Stored records =
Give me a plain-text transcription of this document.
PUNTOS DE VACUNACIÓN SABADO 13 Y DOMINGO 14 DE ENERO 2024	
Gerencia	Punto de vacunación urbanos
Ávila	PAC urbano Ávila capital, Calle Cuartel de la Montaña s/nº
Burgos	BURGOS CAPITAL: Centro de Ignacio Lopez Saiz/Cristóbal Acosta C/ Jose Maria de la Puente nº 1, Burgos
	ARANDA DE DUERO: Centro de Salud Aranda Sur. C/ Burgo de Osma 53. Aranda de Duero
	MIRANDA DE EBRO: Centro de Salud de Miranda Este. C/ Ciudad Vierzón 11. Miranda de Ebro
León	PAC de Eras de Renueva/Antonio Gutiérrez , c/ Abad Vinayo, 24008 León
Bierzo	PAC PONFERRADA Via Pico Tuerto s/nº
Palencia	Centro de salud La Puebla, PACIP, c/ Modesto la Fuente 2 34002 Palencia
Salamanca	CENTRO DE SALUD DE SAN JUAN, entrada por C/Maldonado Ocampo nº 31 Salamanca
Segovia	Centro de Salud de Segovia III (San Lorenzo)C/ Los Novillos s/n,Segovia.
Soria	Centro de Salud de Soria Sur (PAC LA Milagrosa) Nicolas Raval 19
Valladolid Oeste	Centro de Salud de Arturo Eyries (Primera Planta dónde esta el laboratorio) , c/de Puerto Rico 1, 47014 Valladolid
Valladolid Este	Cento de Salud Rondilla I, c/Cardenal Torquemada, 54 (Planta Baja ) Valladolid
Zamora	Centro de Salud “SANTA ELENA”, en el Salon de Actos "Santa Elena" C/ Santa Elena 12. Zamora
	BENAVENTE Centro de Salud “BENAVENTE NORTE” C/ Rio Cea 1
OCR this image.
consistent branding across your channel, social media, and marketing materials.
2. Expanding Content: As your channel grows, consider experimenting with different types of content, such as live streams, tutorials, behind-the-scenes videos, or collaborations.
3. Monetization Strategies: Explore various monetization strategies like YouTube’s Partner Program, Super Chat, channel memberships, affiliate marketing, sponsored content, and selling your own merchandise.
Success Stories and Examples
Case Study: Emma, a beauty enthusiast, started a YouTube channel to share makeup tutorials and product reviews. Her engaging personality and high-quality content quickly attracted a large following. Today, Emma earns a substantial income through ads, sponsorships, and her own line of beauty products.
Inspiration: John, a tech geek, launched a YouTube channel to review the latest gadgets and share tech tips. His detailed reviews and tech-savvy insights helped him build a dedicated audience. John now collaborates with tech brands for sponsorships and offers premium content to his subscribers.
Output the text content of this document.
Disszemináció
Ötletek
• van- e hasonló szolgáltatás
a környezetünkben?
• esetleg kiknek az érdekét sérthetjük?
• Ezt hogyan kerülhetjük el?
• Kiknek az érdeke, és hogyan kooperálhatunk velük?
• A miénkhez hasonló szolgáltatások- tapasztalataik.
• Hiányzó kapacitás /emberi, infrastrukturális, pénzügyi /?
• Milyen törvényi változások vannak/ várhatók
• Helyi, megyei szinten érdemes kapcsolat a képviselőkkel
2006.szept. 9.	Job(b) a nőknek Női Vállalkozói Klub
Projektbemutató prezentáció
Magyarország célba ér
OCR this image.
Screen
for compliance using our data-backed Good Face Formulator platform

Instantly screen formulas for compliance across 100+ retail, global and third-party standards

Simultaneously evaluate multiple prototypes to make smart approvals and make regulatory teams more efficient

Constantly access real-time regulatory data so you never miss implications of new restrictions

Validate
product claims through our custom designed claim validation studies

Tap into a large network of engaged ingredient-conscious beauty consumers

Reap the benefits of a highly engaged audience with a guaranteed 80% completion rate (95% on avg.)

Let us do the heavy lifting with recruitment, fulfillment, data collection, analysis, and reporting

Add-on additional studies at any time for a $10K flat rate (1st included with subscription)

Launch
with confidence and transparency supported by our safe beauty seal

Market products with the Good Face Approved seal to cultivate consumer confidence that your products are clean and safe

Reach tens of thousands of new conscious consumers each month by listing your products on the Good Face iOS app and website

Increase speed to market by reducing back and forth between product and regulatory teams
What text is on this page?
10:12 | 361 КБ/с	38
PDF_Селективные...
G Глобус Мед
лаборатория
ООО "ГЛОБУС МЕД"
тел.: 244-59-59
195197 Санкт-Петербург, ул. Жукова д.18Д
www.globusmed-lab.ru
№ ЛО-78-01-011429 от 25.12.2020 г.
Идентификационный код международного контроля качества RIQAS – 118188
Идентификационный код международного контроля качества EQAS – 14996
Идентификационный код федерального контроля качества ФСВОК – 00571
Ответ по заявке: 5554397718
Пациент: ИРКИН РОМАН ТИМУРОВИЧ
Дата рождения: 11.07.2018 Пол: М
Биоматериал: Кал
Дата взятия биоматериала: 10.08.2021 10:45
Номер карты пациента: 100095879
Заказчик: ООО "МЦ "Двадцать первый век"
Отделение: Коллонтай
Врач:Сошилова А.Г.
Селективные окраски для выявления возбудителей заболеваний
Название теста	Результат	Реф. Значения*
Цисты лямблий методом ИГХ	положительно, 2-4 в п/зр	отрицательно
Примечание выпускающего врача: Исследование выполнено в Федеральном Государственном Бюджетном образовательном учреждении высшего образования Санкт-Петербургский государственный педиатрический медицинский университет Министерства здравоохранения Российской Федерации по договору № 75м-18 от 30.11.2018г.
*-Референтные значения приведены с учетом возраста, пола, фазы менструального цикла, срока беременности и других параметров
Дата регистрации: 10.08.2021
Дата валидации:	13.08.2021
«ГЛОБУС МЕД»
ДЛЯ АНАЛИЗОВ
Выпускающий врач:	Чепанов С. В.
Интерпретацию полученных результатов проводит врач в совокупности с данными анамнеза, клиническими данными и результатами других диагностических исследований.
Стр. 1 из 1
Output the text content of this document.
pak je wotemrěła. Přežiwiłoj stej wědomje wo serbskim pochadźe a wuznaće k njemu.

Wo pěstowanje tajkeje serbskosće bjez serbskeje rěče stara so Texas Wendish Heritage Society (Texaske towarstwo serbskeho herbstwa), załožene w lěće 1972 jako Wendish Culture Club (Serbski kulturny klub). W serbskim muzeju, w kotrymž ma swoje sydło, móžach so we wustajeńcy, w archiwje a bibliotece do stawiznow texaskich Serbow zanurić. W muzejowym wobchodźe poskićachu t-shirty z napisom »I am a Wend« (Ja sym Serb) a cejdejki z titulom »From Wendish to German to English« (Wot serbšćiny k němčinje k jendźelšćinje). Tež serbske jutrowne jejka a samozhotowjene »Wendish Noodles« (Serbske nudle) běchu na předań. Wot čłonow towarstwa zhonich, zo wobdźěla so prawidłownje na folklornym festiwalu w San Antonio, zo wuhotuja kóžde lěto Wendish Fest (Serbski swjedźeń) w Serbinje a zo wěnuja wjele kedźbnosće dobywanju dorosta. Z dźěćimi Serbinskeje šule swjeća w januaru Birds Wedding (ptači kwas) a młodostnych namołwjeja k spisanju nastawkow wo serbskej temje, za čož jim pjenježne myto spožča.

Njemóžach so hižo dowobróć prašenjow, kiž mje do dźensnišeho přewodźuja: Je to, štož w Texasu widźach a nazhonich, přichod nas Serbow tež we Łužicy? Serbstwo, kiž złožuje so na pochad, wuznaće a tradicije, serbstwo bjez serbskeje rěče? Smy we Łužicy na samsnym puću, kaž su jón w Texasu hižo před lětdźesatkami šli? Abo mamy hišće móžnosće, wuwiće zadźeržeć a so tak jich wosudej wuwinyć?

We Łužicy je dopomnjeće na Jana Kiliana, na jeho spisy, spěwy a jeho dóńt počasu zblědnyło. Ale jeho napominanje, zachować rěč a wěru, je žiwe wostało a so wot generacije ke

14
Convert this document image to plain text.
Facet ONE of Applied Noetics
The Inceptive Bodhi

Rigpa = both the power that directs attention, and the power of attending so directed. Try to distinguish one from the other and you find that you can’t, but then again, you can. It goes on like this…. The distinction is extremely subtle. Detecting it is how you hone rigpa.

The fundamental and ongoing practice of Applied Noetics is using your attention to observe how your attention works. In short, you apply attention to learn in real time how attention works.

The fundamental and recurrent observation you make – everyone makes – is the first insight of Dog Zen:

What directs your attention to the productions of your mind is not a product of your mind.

Short task = Work out how many lines of the listing above include the word "real". Reply with nothing but the count.

The response = 2